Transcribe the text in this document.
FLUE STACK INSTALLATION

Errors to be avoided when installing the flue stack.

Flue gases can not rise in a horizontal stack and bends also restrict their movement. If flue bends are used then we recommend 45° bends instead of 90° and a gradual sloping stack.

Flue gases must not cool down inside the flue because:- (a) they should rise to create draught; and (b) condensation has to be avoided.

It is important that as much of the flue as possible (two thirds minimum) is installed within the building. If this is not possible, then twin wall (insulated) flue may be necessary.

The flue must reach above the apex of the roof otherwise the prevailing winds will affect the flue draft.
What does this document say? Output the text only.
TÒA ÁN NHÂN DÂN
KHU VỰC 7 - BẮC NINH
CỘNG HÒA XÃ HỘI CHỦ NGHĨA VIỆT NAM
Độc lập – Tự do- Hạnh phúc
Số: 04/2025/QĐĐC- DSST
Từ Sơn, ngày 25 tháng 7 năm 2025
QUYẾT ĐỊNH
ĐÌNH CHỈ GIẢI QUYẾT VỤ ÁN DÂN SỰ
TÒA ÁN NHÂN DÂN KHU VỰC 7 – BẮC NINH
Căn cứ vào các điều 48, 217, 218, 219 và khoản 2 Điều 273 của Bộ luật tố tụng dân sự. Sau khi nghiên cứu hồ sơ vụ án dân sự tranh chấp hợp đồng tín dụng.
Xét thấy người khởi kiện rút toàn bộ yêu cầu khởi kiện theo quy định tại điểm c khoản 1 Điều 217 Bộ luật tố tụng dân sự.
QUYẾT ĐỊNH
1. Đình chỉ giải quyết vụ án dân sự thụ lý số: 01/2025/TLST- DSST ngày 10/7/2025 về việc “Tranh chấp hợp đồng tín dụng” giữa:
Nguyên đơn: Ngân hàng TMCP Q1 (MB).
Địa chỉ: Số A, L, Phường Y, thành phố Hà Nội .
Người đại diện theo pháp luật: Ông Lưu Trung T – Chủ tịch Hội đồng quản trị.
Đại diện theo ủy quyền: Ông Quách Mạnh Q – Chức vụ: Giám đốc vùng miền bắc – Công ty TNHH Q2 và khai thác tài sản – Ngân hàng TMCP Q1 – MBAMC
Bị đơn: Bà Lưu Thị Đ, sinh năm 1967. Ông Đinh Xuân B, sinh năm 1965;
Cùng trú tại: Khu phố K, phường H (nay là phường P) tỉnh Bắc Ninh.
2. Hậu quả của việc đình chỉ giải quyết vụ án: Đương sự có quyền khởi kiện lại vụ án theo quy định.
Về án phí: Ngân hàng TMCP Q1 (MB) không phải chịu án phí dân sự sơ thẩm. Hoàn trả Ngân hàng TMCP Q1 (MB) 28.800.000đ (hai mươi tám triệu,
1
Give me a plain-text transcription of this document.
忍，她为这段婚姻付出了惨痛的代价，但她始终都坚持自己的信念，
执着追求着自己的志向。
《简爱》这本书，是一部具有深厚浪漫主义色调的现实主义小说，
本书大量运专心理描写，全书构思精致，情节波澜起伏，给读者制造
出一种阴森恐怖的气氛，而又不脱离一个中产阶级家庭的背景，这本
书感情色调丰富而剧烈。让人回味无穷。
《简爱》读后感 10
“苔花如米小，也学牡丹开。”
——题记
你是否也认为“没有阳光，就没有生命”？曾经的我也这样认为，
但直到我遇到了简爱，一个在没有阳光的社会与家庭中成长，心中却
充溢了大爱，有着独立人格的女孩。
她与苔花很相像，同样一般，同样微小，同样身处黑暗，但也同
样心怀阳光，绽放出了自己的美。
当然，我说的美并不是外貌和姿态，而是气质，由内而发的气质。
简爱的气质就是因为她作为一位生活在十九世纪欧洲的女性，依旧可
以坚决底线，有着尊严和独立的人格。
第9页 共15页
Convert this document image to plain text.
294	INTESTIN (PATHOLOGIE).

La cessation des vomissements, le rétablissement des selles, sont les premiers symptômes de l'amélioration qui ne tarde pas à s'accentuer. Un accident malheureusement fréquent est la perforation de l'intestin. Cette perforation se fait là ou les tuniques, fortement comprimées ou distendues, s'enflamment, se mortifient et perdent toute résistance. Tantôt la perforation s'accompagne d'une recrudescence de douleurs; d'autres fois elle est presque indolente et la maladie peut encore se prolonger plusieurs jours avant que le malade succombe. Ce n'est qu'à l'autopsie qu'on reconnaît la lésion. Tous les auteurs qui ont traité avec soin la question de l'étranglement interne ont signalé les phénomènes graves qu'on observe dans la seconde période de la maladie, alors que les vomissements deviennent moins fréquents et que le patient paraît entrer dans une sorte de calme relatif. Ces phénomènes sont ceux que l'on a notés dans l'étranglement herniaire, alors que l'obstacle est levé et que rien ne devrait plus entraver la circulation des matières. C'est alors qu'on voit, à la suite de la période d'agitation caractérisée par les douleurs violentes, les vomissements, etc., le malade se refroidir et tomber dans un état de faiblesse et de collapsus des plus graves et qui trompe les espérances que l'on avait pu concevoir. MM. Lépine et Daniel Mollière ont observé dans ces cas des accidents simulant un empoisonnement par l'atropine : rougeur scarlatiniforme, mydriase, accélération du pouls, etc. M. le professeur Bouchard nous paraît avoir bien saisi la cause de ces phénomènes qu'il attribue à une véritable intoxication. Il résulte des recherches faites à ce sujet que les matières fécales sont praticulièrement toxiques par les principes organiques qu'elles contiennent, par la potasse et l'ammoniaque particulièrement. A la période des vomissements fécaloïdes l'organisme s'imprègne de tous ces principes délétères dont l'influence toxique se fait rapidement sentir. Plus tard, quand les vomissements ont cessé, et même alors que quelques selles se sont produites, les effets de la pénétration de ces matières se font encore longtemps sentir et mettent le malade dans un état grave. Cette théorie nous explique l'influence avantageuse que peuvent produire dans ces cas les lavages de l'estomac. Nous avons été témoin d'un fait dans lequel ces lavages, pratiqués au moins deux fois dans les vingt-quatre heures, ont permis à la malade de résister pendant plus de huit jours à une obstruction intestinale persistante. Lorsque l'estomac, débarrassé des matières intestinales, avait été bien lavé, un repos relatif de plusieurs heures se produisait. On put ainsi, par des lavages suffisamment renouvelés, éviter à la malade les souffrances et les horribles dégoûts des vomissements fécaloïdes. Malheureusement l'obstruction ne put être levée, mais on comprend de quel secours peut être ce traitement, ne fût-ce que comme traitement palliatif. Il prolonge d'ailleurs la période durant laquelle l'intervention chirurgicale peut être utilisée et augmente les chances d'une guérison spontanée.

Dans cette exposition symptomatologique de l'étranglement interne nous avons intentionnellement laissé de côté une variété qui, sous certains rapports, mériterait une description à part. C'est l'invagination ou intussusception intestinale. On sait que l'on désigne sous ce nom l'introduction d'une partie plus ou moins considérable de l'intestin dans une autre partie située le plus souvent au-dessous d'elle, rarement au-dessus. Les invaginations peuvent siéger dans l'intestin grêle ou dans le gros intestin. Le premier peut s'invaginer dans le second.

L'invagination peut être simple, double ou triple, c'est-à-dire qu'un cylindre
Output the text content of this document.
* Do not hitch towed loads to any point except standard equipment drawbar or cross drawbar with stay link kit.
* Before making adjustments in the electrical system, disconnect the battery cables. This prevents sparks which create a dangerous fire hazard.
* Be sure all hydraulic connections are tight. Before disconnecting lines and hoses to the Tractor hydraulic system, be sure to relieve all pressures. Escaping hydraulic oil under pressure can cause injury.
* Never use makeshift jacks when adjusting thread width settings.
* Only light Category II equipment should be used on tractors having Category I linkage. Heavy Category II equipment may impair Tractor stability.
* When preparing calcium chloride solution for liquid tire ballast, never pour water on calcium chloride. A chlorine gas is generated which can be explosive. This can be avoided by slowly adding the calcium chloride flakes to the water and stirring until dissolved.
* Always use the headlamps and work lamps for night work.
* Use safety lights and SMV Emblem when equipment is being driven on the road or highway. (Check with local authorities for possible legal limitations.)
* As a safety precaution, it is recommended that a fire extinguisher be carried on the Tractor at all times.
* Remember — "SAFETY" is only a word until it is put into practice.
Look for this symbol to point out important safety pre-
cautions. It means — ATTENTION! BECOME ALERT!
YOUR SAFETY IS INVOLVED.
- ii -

* TASK DESCRIPTION *
List every line above that holds the word "Output".

* ANSWER BELOW *
What does this document say? Output the text only.
Output the text content of this document.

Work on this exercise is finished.